* SELECTED PASSAGE:
# # # # #

The 7/12 extract which deals with the possession/ownership and crops on the land in question provides details of crop grown on it. There is a reference to the years 2004-05 to 2007-08 in this extract and the name of the cultivator has been given as “Self”. The crop grown has been written as “Jowar crop” in all the four years. These facts amply prove that not only the land was a cultivable land, but “Jowar crop” was also raised by the assessee on it during the year under consideration and immediately preceding three years as well.

  1. It is further pertinent to note from the 7/12 extract that the land Revenue of the said property has been determined at 33 paise. This fact proves that the land was subjected to land revenue. Another factor which weighs in favour of the assessee is that the land was transferred for a consideration of Rs. 1.70 crore determined by 00 Hector 81 Are area, i.e. 8100 sq.mtr and not by rate of square feet or square yard.
  2. At this juncture, it would be pertinent to note the landmark judgment rendered by the Hon’ble Supreme Court in Smt. Sarifabibi Mohmed Ibrahim & Ors. v. CIT (1993) 204 ITR 637 (SC). In that case, the dispute was as to whether the land transferred by the assessee was a capital asset or not?

The Hon’ble Supreme court, considering certain other judgments in which some tests for determining the nature of land were set out, came to the conclusion that the land transferred by the assessee was not an agricultural land. The tests so considered and set out in the judgment are reproduced verbatim, as under :–

“(1) Whether the land was classified in the revenue records as agricultural and whether it was subject to the payment of land revenue ?

(2) Whether the land was actually or ordinarily used for agricultural purposes at or about the relevant time ?

(3) Whether such user of the land was for a long period or whether it was of a temporary character or by way of a stopgap arrangement ?

# # # # #

* DATASET EXTRACT:

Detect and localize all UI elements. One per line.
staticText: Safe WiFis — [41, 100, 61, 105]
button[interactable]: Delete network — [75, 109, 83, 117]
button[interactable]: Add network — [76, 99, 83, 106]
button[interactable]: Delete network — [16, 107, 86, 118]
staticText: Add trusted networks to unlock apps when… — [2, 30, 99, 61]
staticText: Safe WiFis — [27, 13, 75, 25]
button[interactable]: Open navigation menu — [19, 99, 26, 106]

# # # # #

* JOB 1: List each test for determining the nature of land that the agricultural land passage quotes from the Supreme Court judgment.
* JOB 2: In the agricultural land passage, turn the paragraph beginning "It is further pertinent to note from the 7/12 extract" into a short bulleted list that keeps its main facts.

* FINISHED ANSWER 1:
1. Whether the land was classified in the revenue records as agricultural and whether it was subject to the payment of land revenue.
2. Whether the land was actually or ordinarily used for agricultural purposes at or about the relevant time.
3. Whether such use of the land was for a long period, or whether it was temporary or a stopgap arrangement.

* FINISHED ANSWER 2:
- The 7/12 extract sets the land revenue for the property at 33 paise, which shows the land was subject to land revenue.
- The land was transferred for Rs. 1.70 crore.
- That price was based on an area of 00 Hector 81 Are (8100 sq. mtr), not on a rate per square foot or square yard, which also favors the assessee.